--- start Exercise material ---
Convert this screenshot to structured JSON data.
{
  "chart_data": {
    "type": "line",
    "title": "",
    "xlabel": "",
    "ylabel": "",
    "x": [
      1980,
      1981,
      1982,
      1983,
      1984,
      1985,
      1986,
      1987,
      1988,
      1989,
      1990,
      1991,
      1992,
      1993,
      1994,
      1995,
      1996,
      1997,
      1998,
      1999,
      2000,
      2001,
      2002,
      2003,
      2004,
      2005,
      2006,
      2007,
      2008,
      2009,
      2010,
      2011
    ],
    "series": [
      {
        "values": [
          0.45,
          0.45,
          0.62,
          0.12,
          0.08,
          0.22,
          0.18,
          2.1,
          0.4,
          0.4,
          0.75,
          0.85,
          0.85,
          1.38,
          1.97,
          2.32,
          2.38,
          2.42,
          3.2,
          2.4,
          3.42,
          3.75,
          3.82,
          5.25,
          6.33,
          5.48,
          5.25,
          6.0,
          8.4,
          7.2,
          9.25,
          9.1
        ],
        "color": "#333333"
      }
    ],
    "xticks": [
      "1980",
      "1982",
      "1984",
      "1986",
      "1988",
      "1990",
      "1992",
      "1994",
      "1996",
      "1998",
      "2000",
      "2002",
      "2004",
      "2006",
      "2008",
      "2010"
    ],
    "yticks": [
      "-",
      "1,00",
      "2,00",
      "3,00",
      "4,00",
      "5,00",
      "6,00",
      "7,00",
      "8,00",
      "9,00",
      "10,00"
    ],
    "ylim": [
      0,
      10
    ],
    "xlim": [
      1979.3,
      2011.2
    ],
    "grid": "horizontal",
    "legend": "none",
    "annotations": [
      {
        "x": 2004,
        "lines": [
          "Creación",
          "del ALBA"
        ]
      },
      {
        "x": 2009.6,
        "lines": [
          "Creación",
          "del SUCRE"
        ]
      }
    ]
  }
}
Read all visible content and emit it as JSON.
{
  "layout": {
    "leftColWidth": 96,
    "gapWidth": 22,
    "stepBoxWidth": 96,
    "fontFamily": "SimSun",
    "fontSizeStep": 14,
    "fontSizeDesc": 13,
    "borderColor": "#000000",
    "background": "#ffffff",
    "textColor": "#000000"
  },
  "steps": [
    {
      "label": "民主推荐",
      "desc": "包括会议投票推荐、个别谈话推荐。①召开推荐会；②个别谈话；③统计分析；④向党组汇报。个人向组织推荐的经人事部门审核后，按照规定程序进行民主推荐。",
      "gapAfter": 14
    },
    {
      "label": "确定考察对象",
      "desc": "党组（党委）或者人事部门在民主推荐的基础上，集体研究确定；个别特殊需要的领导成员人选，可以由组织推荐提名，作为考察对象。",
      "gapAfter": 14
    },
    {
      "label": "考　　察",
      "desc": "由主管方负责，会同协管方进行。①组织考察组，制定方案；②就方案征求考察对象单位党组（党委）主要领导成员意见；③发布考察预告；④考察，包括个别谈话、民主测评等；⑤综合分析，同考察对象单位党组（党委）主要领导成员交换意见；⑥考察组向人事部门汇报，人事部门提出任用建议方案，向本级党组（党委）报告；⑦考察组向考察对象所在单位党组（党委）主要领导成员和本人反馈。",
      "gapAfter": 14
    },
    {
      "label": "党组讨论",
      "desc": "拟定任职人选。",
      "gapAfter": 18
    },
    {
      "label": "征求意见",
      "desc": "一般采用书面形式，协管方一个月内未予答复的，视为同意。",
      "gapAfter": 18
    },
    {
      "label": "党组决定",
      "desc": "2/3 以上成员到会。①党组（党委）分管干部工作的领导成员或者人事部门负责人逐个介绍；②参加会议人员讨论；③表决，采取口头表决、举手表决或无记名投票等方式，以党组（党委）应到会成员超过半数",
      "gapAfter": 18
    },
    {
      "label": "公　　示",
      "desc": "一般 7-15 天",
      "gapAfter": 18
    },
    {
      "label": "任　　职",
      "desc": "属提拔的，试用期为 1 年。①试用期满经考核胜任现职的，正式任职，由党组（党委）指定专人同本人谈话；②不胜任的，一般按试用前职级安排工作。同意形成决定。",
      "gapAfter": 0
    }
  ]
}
--- end Exercise material ---
All of the entries must be written out exactly as they stand.

• Solution to this problem:
Convert this screenshot to structured JSON data.
{
  "chart_data": {
    "type": "line",
    "title": "",
    "xlabel": "",
    "ylabel": "",
    "x": [
      1980,
      1981,
      1982,
      1983,
      1984,
      1985,
      1986,
      1987,
      1988,
      1989,
      1990,
      1991,
      1992,
      1993,
      1994,
      1995,
      1996,
      1997,
      1998,
      1999,
      2000,
      2001,
      2002,
      2003,
      2004,
      2005,
      2006,
      2007,
      2008,
      2009,
      2010,
      2011
    ],
    "series": [
      {
        "values": [
          0.45,
          0.45,
          0.62,
          0.12,
          0.08,
          0.22,
          0.18,
          2.1,
          0.4,
          0.4,
          0.75,
          0.85,
          0.85,
          1.38,
          1.97,
          2.32,
          2.38,
          2.42,
          3.2,
          2.4,
          3.42,
          3.75,
          3.82,
          5.25,
          6.33,
          5.48,
          5.25,
          6.0,
          8.4,
          7.2,
          9.25,
          9.1
        ],
        "color": "#333333"
      }
    ],
    "xticks": [
      "1980",
      "1982",
      "1984",
      "1986",
      "1988",
      "1990",
      "1992",
      "1994",
      "1996",
      "1998",
      "2000",
      "2002",
      "2004",
      "2006",
      "2008",
      "2010"
    ],
    "yticks": [
      "-",
      "1,00",
      "2,00",
      "3,00",
      "4,00",
      "5,00",
      "6,00",
      "7,00",
      "8,00",
      "9,00",
      "10,00"
    ],
    "ylim": [
      0,
      10
    ],
    "xlim": [
      1979.3,
      2011.2
    ],
    "grid": "horizontal",
    "legend": "none",
    "annotations": [
      {
        "x": 2004,
        "lines": [
          "Creación",
          "del ALBA"
        ]
      },
      {
        "x": 2009.6,
        "lines": [
          "Creación",
          "del SUCRE"
        ]
      }
    ]
  }
}
Read all visible content and emit it as JSON.
{
  "layout": {
    "leftColWidth": 96,
    "gapWidth": 22,
    "stepBoxWidth": 96,
    "fontFamily": "SimSun",
    "fontSizeStep": 14,
    "fontSizeDesc": 13,
    "borderColor": "#000000",
    "background": "#ffffff",
    "textColor": "#000000"
  },
  "steps": [
    {
      "label": "民主推荐",
      "desc": "包括会议投票推荐、个别谈话推荐。①召开推荐会；②个别谈话；③统计分析；④向党组汇报。个人向组织推荐的经人事部门审核后，按照规定程序进行民主推荐。",
      "gapAfter": 14
    },
    {
      "label": "确定考察对象",
      "desc": "党组（党委）或者人事部门在民主推荐的基础上，集体研究确定；个别特殊需要的领导成员人选，可以由组织推荐提名，作为考察对象。",
      "gapAfter": 14
    },
    {
      "label": "考　　察",
      "desc": "由主管方负责，会同协管方进行。①组织考察组，制定方案；②就方案征求考察对象单位党组（党委）主要领导成员意见；③发布考察预告；④考察，包括个别谈话、民主测评等；⑤综合分析，同考察对象单位党组（党委）主要领导成员交换意见；⑥考察组向人事部门汇报，人事部门提出任用建议方案，向本级党组（党委）报告；⑦考察组向考察对象所在单位党组（党委）主要领导成员和本人反馈。",
      "gapAfter": 14
    },
    {
      "label": "党组讨论",
      "desc": "拟定任职人选。",
      "gapAfter": 18
    },
    {
      "label": "征求意见",
      "desc": "一般采用书面形式，协管方一个月内未予答复的，视为同意。",
      "gapAfter": 18
    },
    {
      "label": "党组决定",
      "desc": "2/3 以上成员到会。①党组（党委）分管干部工作的领导成员或者人事部门负责人逐个介绍；②参加会议人员讨论；③表决，采取口头表决、举手表决或无记名投票等方式，以党组（党委）应到会成员超过半数",
      "gapAfter": 18
    },
    {
      "label": "公　　示",
      "desc": "一般 7-15 天",
      "gapAfter": 18
    },
    {
      "label": "任　　职",
      "desc": "属提拔的，试用期为 1 年。①试用期满经考核胜任现职的，正式任职，由党组（党委）指定专人同本人谈话；②不胜任的，一般按试用前职级安排工作。同意形成决定。",
      "gapAfter": 0
    }
  ]
}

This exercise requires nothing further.